(Excerpts from a figure dataset)
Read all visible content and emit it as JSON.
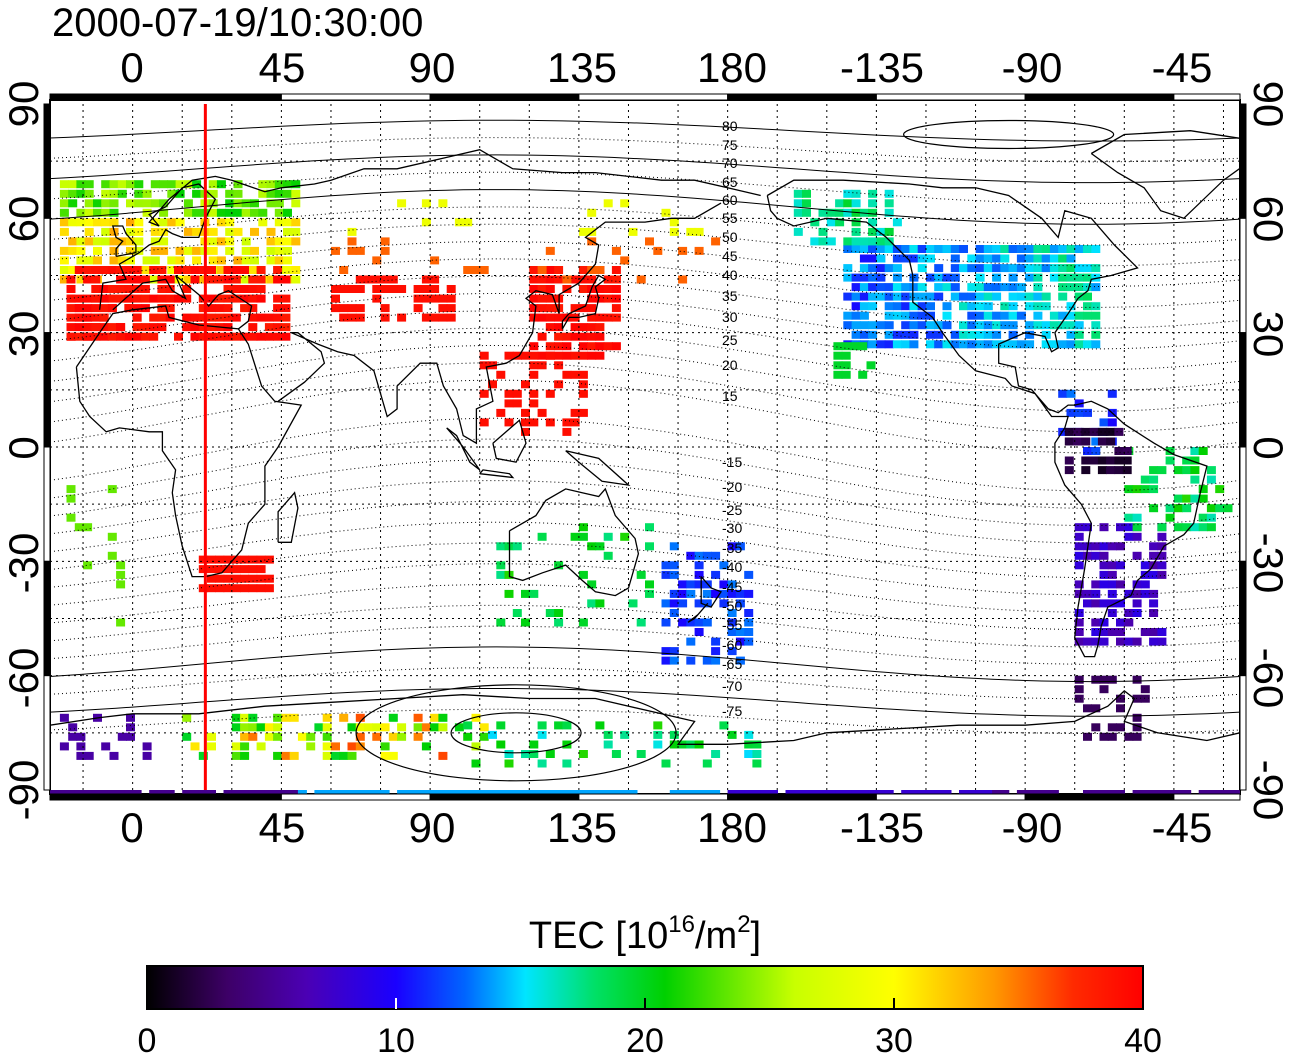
{
  "title": "2000-07-19/10:30:00",
  "colorbar": {
    "label_prefix": "TEC  [10",
    "label_sup1": "16",
    "label_mid": "/m",
    "label_sup2": "2",
    "label_suffix": "]",
    "ticks": [
      "0",
      "10",
      "20",
      "30",
      "40"
    ],
    "min": 0,
    "max": 40,
    "colors": [
      "#000000",
      "#3d0066",
      "#4b00b4",
      "#1a00ff",
      "#0066ff",
      "#00e5ff",
      "#00e066",
      "#00d000",
      "#c8ff00",
      "#ffff00",
      "#ff9900",
      "#ff2a00",
      "#ff0000"
    ]
  },
  "map": {
    "lon_top_labels": [
      "0",
      "45",
      "90",
      "135",
      "180",
      "-135",
      "-90",
      "-45"
    ],
    "lon_bottom_labels": [
      "0",
      "45",
      "90",
      "135",
      "180",
      "-135",
      "-90",
      "-45"
    ],
    "lat_left_labels": [
      "90",
      "60",
      "30",
      "0",
      "-30",
      "-60",
      "-90"
    ],
    "lat_right_labels": [
      "90",
      "60",
      "30",
      "0",
      "-30",
      "-60",
      "-90"
    ],
    "lon_ticks": [
      0,
      45,
      90,
      135,
      180,
      225,
      270,
      315
    ],
    "lat_ticks": [
      90,
      60,
      30,
      0,
      -30,
      -60,
      -90
    ],
    "lon_range": [
      -25,
      335
    ],
    "lat_range": [
      -90,
      90
    ],
    "marker_line_lon": 22,
    "marker_line_color": "#ff0000",
    "magnetic_lat_labels_north": [
      "80",
      "75",
      "70",
      "65",
      "60",
      "55",
      "50",
      "45",
      "40",
      "35",
      "30",
      "25",
      "20",
      "15"
    ],
    "magnetic_lat_labels_south": [
      "-15",
      "-20",
      "-25",
      "-30",
      "-35",
      "-40",
      "-45",
      "-50",
      "-55",
      "-60",
      "-65",
      "-70",
      "-75"
    ]
  }
}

Given task: Reproduce the material in full, word for word, and omit the pictures.

Solution to this problem:
Read all visible content and emit it as JSON.
{
  "title": "2000-07-19/10:30:00",
  "colorbar": {
    "label_prefix": "TEC  [10",
    "label_sup1": "16",
    "label_mid": "/m",
    "label_sup2": "2",
    "label_suffix": "]",
    "ticks": [
      "0",
      "10",
      "20",
      "30",
      "40"
    ],
    "min": 0,
    "max": 40,
    "colors": [
      "#000000",
      "#3d0066",
      "#4b00b4",
      "#1a00ff",
      "#0066ff",
      "#00e5ff",
      "#00e066",
      "#00d000",
      "#c8ff00",
      "#ffff00",
      "#ff9900",
      "#ff2a00",
      "#ff0000"
    ]
  },
  "map": {
    "lon_top_labels": [
      "0",
      "45",
      "90",
      "135",
      "180",
      "-135",
      "-90",
      "-45"
    ],
    "lon_bottom_labels": [
      "0",
      "45",
      "90",
      "135",
      "180",
      "-135",
      "-90",
      "-45"
    ],
    "lat_left_labels": [
      "90",
      "60",
      "30",
      "0",
      "-30",
      "-60",
      "-90"
    ],
    "lat_right_labels": [
      "90",
      "60",
      "30",
      "0",
      "-30",
      "-60",
      "-90"
    ],
    "lon_ticks": [
      0,
      45,
      90,
      135,
      180,
      225,
      270,
      315
    ],
    "lat_ticks": [
      90,
      60,
      30,
      0,
      -30,
      -60,
      -90
    ],
    "lon_range": [
      -25,
      335
    ],
    "lat_range": [
      -90,
      90
    ],
    "marker_line_lon": 22,
    "marker_line_color": "#ff0000",
    "magnetic_lat_labels_north": [
      "80",
      "75",
      "70",
      "65",
      "60",
      "55",
      "50",
      "45",
      "40",
      "35",
      "30",
      "25",
      "20",
      "15"
    ],
    "magnetic_lat_labels_south": [
      "-15",
      "-20",
      "-25",
      "-30",
      "-35",
      "-40",
      "-45",
      "-50",
      "-55",
      "-60",
      "-65",
      "-70",
      "-75"
    ]
  }
}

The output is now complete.